-- START OF RECORDED DATA --

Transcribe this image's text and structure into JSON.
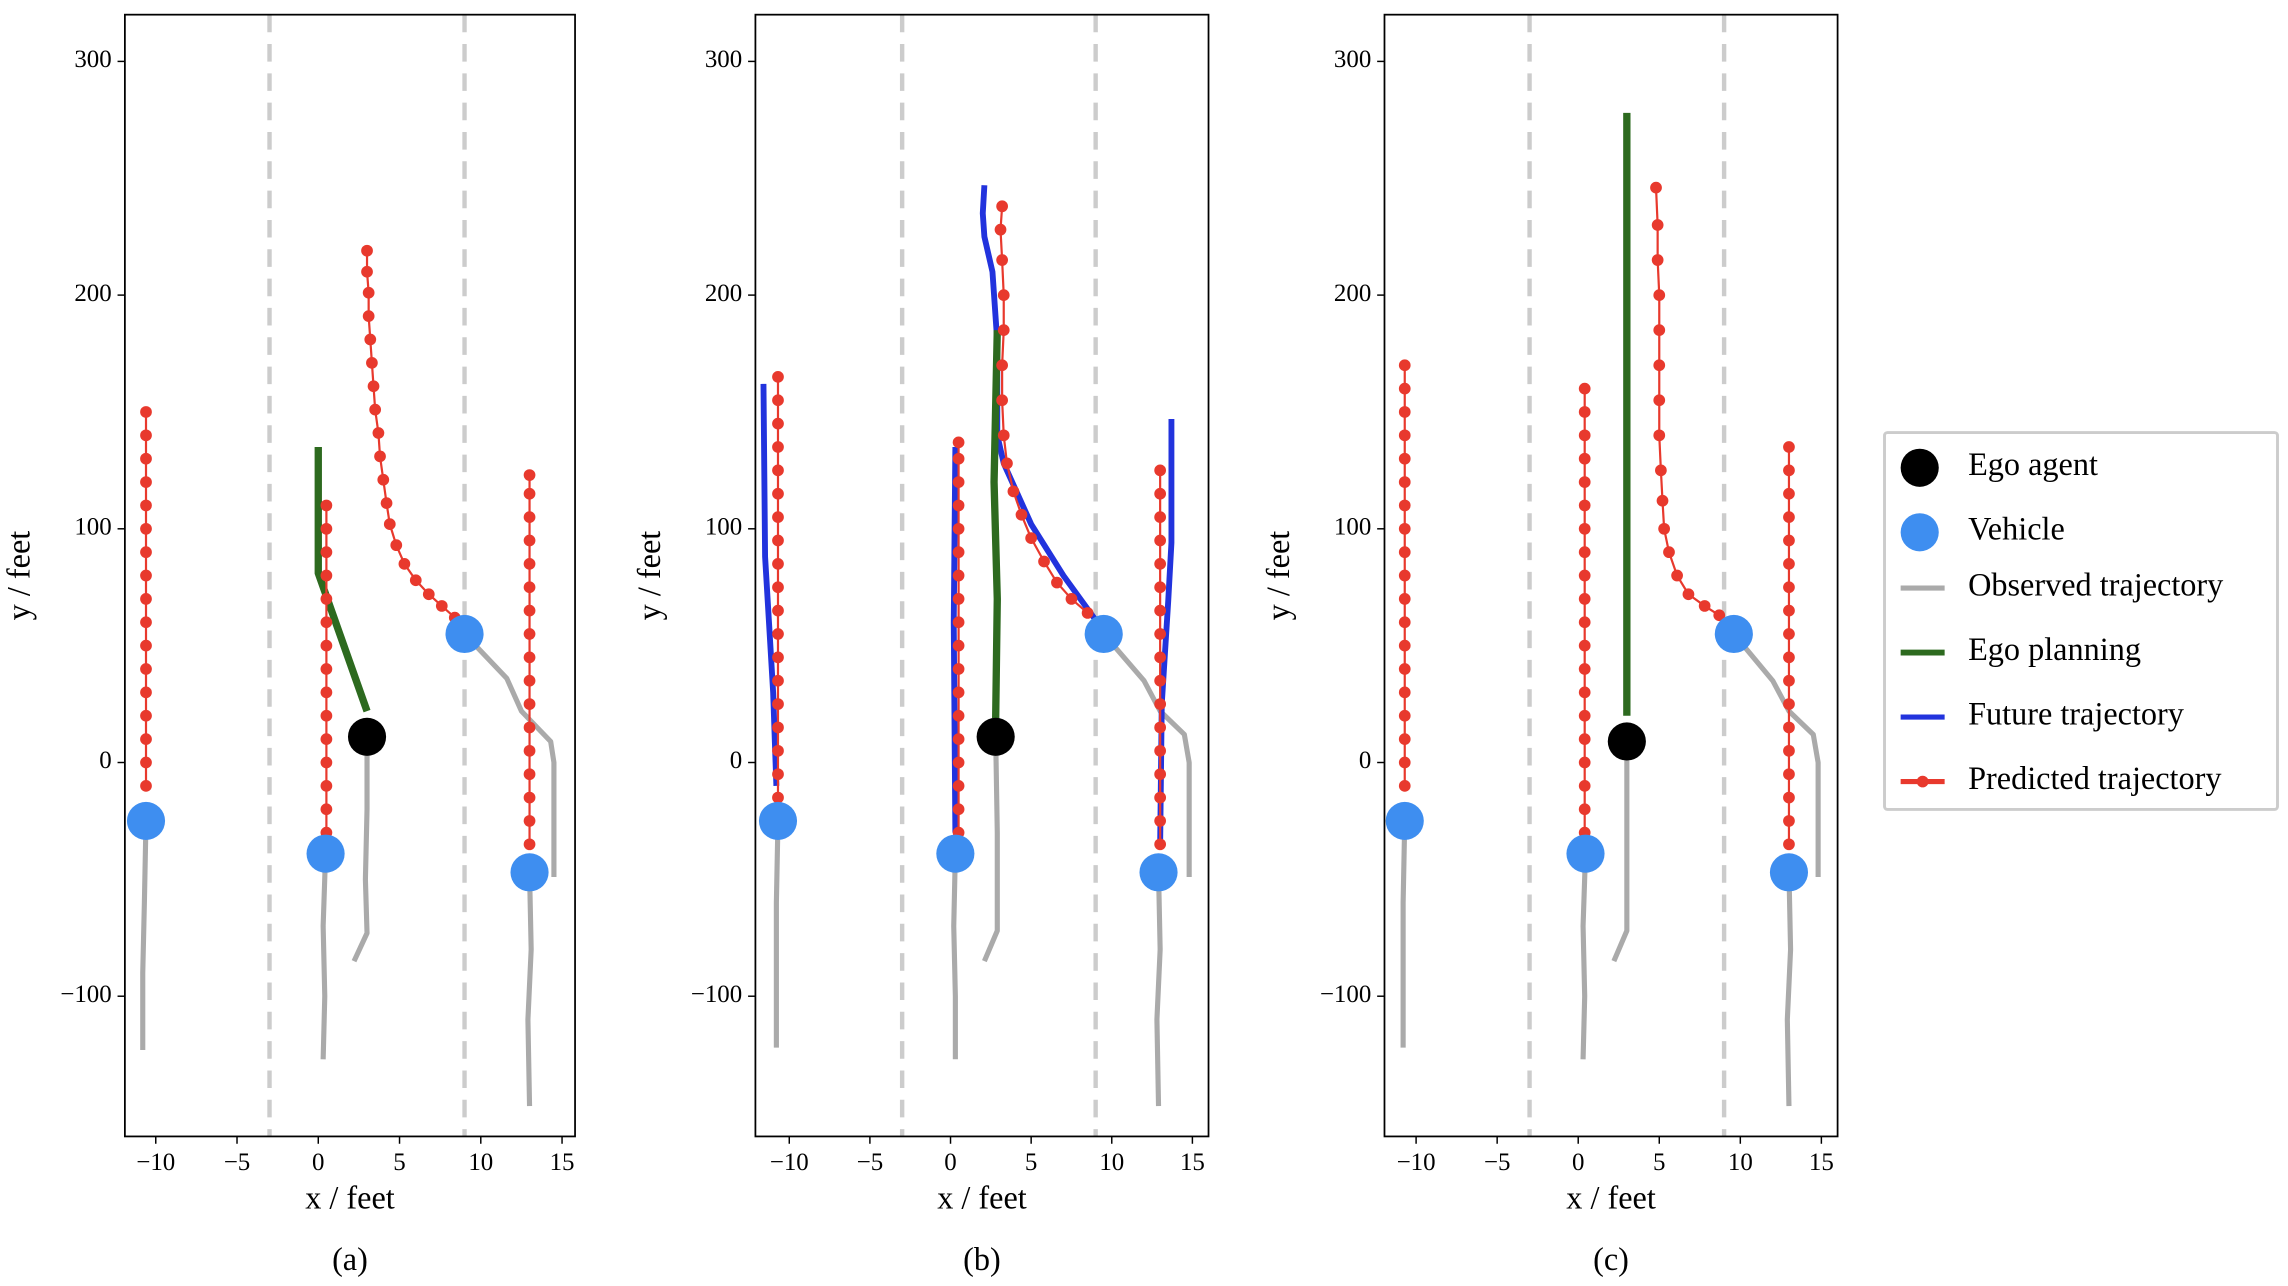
{
  "legend": [
    {
      "name": "Ego agent",
      "color": "#000000"
    },
    {
      "name": "Vehicle",
      "color": "#3e8ef0"
    },
    {
      "name": "Observed trajectory",
      "color": "#aaaaaa"
    },
    {
      "name": "Ego planning",
      "color": "#2d6a1f"
    },
    {
      "name": "Future trajectory",
      "color": "#2233dd"
    },
    {
      "name": "Predicted trajectory",
      "color": "#e8392d"
    }
  ],
  "chart_data": [
    {
      "type": "line",
      "caption": "(a)",
      "xlabel": "x / feet",
      "ylabel": "y / feet",
      "xlim": [
        -11.9,
        15.8
      ],
      "ylim": [
        -160,
        320
      ],
      "xticks": [
        {
          "value": -10,
          "label": "−10"
        },
        {
          "value": -5,
          "label": "−5"
        },
        0,
        5,
        10,
        15
      ],
      "yticks": [
        {
          "value": -100,
          "label": "−100"
        },
        0,
        100,
        200,
        300
      ],
      "lanes": [
        -3,
        9
      ],
      "observed": [
        {
          "x": [
            -10.6,
            -10.7,
            -10.8,
            -10.8
          ],
          "y": [
            -25,
            -60,
            -90,
            -123
          ]
        },
        {
          "x": [
            0.45,
            0.3,
            0.4,
            0.3
          ],
          "y": [
            -39,
            -70,
            -100,
            -127
          ]
        },
        {
          "x": [
            3,
            3,
            2.9,
            3,
            2.2
          ],
          "y": [
            11,
            -20,
            -50,
            -73,
            -85
          ]
        },
        {
          "x": [
            9,
            11.6,
            12.5,
            14.3,
            14.5,
            14.5
          ],
          "y": [
            55,
            36,
            22,
            9,
            0,
            -49
          ]
        },
        {
          "x": [
            13,
            13.1,
            12.9,
            13
          ],
          "y": [
            -47,
            -80,
            -110,
            -147
          ]
        }
      ],
      "future": [],
      "planning": [
        {
          "x": [
            3,
            0,
            0
          ],
          "y": [
            22,
            81,
            135
          ]
        }
      ],
      "predicted": [
        {
          "x": [
            -10.6,
            -10.6,
            -10.6,
            -10.6,
            -10.6,
            -10.6,
            -10.6,
            -10.6,
            -10.6,
            -10.6,
            -10.6,
            -10.6,
            -10.6,
            -10.6,
            -10.6,
            -10.6,
            -10.6
          ],
          "y": [
            -10,
            0,
            10,
            20,
            30,
            40,
            50,
            60,
            70,
            80,
            90,
            100,
            110,
            120,
            130,
            140,
            150
          ]
        },
        {
          "x": [
            0.5,
            0.5,
            0.5,
            0.5,
            0.5,
            0.5,
            0.5,
            0.5,
            0.5,
            0.5,
            0.5,
            0.5,
            0.5,
            0.5,
            0.5
          ],
          "y": [
            -30,
            -20,
            -10,
            0,
            10,
            20,
            30,
            40,
            50,
            60,
            70,
            80,
            90,
            100,
            110
          ]
        },
        {
          "x": [
            8.4,
            7.6,
            6.8,
            6.0,
            5.3,
            4.8,
            4.4,
            4.2,
            4.0,
            3.8,
            3.7,
            3.5,
            3.4,
            3.3,
            3.2,
            3.1,
            3.1,
            3.0,
            3.0
          ],
          "y": [
            62,
            67,
            72,
            78,
            85,
            93,
            102,
            111,
            121,
            131,
            141,
            151,
            161,
            171,
            181,
            191,
            201,
            210,
            219
          ]
        },
        {
          "x": [
            13,
            13,
            13,
            13,
            13,
            13,
            13,
            13,
            13,
            13,
            13,
            13,
            13,
            13,
            13,
            13,
            13
          ],
          "y": [
            -35,
            -25,
            -15,
            -5,
            5,
            15,
            25,
            35,
            45,
            55,
            65,
            75,
            85,
            95,
            105,
            115,
            123
          ]
        }
      ],
      "vehicles": {
        "x": [
          -10.6,
          0.45,
          9,
          13
        ],
        "y": [
          -25,
          -39,
          55,
          -47
        ]
      },
      "ego": {
        "x": [
          3
        ],
        "y": [
          11
        ]
      }
    },
    {
      "type": "line",
      "caption": "(b)",
      "xlabel": "x / feet",
      "ylabel": "y / feet",
      "xlim": [
        -12.1,
        16.0
      ],
      "ylim": [
        -160,
        320
      ],
      "xticks": [
        {
          "value": -10,
          "label": "−10"
        },
        {
          "value": -5,
          "label": "−5"
        },
        0,
        5,
        10,
        15
      ],
      "yticks": [
        {
          "value": -100,
          "label": "−100"
        },
        0,
        100,
        200,
        300
      ],
      "lanes": [
        -3,
        9
      ],
      "observed": [
        {
          "x": [
            -10.7,
            -10.8,
            -10.8,
            -10.8
          ],
          "y": [
            -25,
            -60,
            -90,
            -122
          ]
        },
        {
          "x": [
            0.3,
            0.2,
            0.3,
            0.3
          ],
          "y": [
            -39,
            -70,
            -100,
            -127
          ]
        },
        {
          "x": [
            2.8,
            2.9,
            2.9,
            2.1
          ],
          "y": [
            11,
            -30,
            -72,
            -85
          ]
        },
        {
          "x": [
            9.5,
            12,
            13,
            14.5,
            14.8,
            14.8
          ],
          "y": [
            55,
            35,
            22,
            12,
            0,
            -49
          ]
        },
        {
          "x": [
            12.9,
            13,
            12.8,
            12.9
          ],
          "y": [
            -47,
            -80,
            -110,
            -147
          ]
        }
      ],
      "future": [
        {
          "x": [
            -10.8,
            -11,
            -11.5,
            -11.6
          ],
          "y": [
            -10,
            30,
            88,
            162
          ]
        },
        {
          "x": [
            0.3,
            0.2,
            0.3
          ],
          "y": [
            -30,
            60,
            135
          ]
        },
        {
          "x": [
            9.1,
            7,
            5,
            3.3,
            2.9,
            2.9,
            2.6,
            2.1,
            2.0,
            2.1
          ],
          "y": [
            60,
            80,
            102,
            128,
            140,
            180,
            210,
            225,
            235,
            247
          ]
        },
        {
          "x": [
            13,
            13.1,
            13.5,
            13.7,
            13.7
          ],
          "y": [
            -35,
            25,
            69,
            94,
            147
          ]
        }
      ],
      "planning": [
        {
          "x": [
            2.8,
            2.9,
            2.7,
            2.9
          ],
          "y": [
            19,
            70,
            120,
            185
          ]
        }
      ],
      "predicted": [
        {
          "x": [
            -10.7,
            -10.7,
            -10.7,
            -10.7,
            -10.7,
            -10.7,
            -10.7,
            -10.7,
            -10.7,
            -10.7,
            -10.7,
            -10.7,
            -10.7,
            -10.7,
            -10.7,
            -10.7,
            -10.7,
            -10.7,
            -10.7
          ],
          "y": [
            -15,
            -5,
            5,
            15,
            25,
            35,
            45,
            55,
            65,
            75,
            85,
            95,
            105,
            115,
            125,
            135,
            145,
            155,
            165
          ]
        },
        {
          "x": [
            0.5,
            0.5,
            0.5,
            0.5,
            0.5,
            0.5,
            0.5,
            0.5,
            0.5,
            0.5,
            0.5,
            0.5,
            0.5,
            0.5,
            0.5,
            0.5,
            0.5,
            0.5
          ],
          "y": [
            -30,
            -20,
            -10,
            0,
            10,
            20,
            30,
            40,
            50,
            60,
            70,
            80,
            90,
            100,
            110,
            120,
            130,
            137
          ]
        },
        {
          "x": [
            8.5,
            7.5,
            6.6,
            5.8,
            5.0,
            4.4,
            3.9,
            3.5,
            3.3,
            3.2,
            3.2,
            3.3,
            3.3,
            3.2,
            3.1,
            3.2
          ],
          "y": [
            64,
            70,
            77,
            86,
            96,
            106,
            116,
            128,
            140,
            155,
            170,
            185,
            200,
            215,
            228,
            238
          ]
        },
        {
          "x": [
            13,
            13,
            13,
            13,
            13,
            13,
            13,
            13,
            13,
            13,
            13,
            13,
            13,
            13,
            13,
            13,
            13
          ],
          "y": [
            -35,
            -25,
            -15,
            -5,
            5,
            15,
            25,
            35,
            45,
            55,
            65,
            75,
            85,
            95,
            105,
            115,
            125
          ]
        }
      ],
      "vehicles": {
        "x": [
          -10.7,
          0.3,
          9.5,
          12.9
        ],
        "y": [
          -25,
          -39,
          55,
          -47
        ]
      },
      "ego": {
        "x": [
          2.8
        ],
        "y": [
          11
        ]
      }
    },
    {
      "type": "line",
      "caption": "(c)",
      "xlabel": "x / feet",
      "ylabel": "y / feet",
      "xlim": [
        -11.95,
        16.0
      ],
      "ylim": [
        -160,
        320
      ],
      "xticks": [
        {
          "value": -10,
          "label": "−10"
        },
        {
          "value": -5,
          "label": "−5"
        },
        0,
        5,
        10,
        15
      ],
      "yticks": [
        {
          "value": -100,
          "label": "−100"
        },
        0,
        100,
        200,
        300
      ],
      "lanes": [
        -3,
        9
      ],
      "observed": [
        {
          "x": [
            -10.7,
            -10.8,
            -10.8,
            -10.8
          ],
          "y": [
            -25,
            -60,
            -90,
            -122
          ]
        },
        {
          "x": [
            0.45,
            0.3,
            0.4,
            0.3
          ],
          "y": [
            -39,
            -70,
            -100,
            -127
          ]
        },
        {
          "x": [
            3,
            3,
            3,
            2.2
          ],
          "y": [
            9,
            -30,
            -72,
            -85
          ]
        },
        {
          "x": [
            9.6,
            12,
            13,
            14.5,
            14.8,
            14.8
          ],
          "y": [
            55,
            35,
            22,
            12,
            0,
            -49
          ]
        },
        {
          "x": [
            13,
            13.1,
            12.9,
            13
          ],
          "y": [
            -47,
            -80,
            -110,
            -147
          ]
        }
      ],
      "future": [],
      "planning": [
        {
          "x": [
            3,
            3
          ],
          "y": [
            20,
            278
          ]
        }
      ],
      "predicted": [
        {
          "x": [
            -10.7,
            -10.7,
            -10.7,
            -10.7,
            -10.7,
            -10.7,
            -10.7,
            -10.7,
            -10.7,
            -10.7,
            -10.7,
            -10.7,
            -10.7,
            -10.7,
            -10.7,
            -10.7,
            -10.7,
            -10.7,
            -10.7
          ],
          "y": [
            -10,
            0,
            10,
            20,
            30,
            40,
            50,
            60,
            70,
            80,
            90,
            100,
            110,
            120,
            130,
            140,
            150,
            160,
            170
          ]
        },
        {
          "x": [
            0.4,
            0.4,
            0.4,
            0.4,
            0.4,
            0.4,
            0.4,
            0.4,
            0.4,
            0.4,
            0.4,
            0.4,
            0.4,
            0.4,
            0.4,
            0.4,
            0.4,
            0.4,
            0.4,
            0.4
          ],
          "y": [
            -30,
            -20,
            -10,
            0,
            10,
            20,
            30,
            40,
            50,
            60,
            70,
            80,
            90,
            100,
            110,
            120,
            130,
            140,
            150,
            160
          ]
        },
        {
          "x": [
            8.7,
            7.8,
            6.8,
            6.1,
            5.6,
            5.3,
            5.2,
            5.1,
            5.0,
            5.0,
            5.0,
            5.0,
            5.0,
            4.9,
            4.9,
            4.8
          ],
          "y": [
            63,
            67,
            72,
            80,
            90,
            100,
            112,
            125,
            140,
            155,
            170,
            185,
            200,
            215,
            230,
            246
          ]
        },
        {
          "x": [
            13,
            13,
            13,
            13,
            13,
            13,
            13,
            13,
            13,
            13,
            13,
            13,
            13,
            13,
            13,
            13,
            13,
            13
          ],
          "y": [
            -35,
            -25,
            -15,
            -5,
            5,
            15,
            25,
            35,
            45,
            55,
            65,
            75,
            85,
            95,
            105,
            115,
            125,
            135
          ]
        }
      ],
      "vehicles": {
        "x": [
          -10.7,
          0.45,
          9.6,
          13
        ],
        "y": [
          -25,
          -39,
          55,
          -47
        ]
      },
      "ego": {
        "x": [
          3
        ],
        "y": [
          9
        ]
      }
    }
  ]
}
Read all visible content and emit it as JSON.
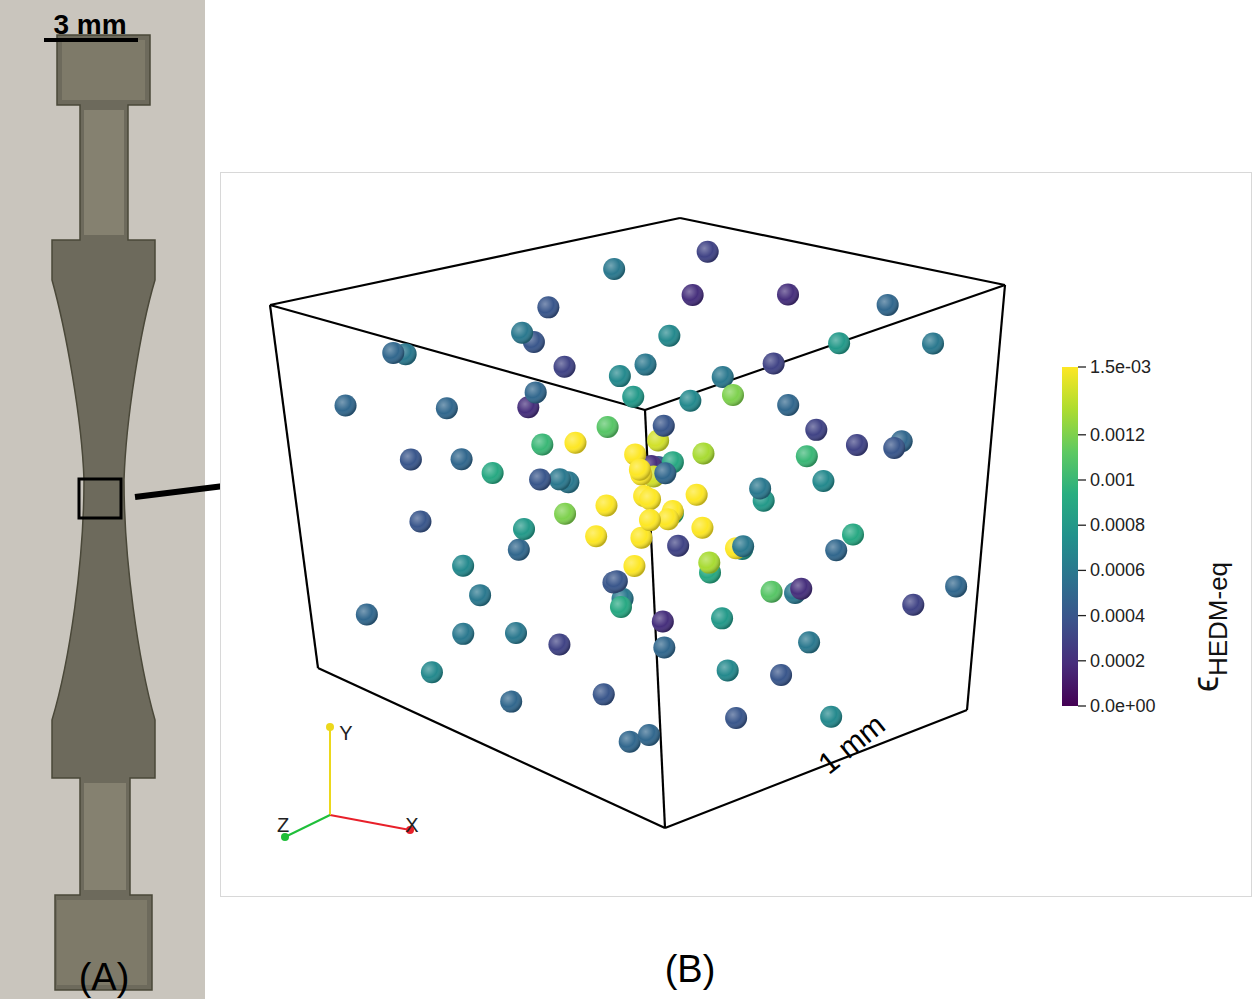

-- END OF RECORDED DATA --

Give only the number of lines in the data that hold the string "JSON".

*FULL ANSWER*
2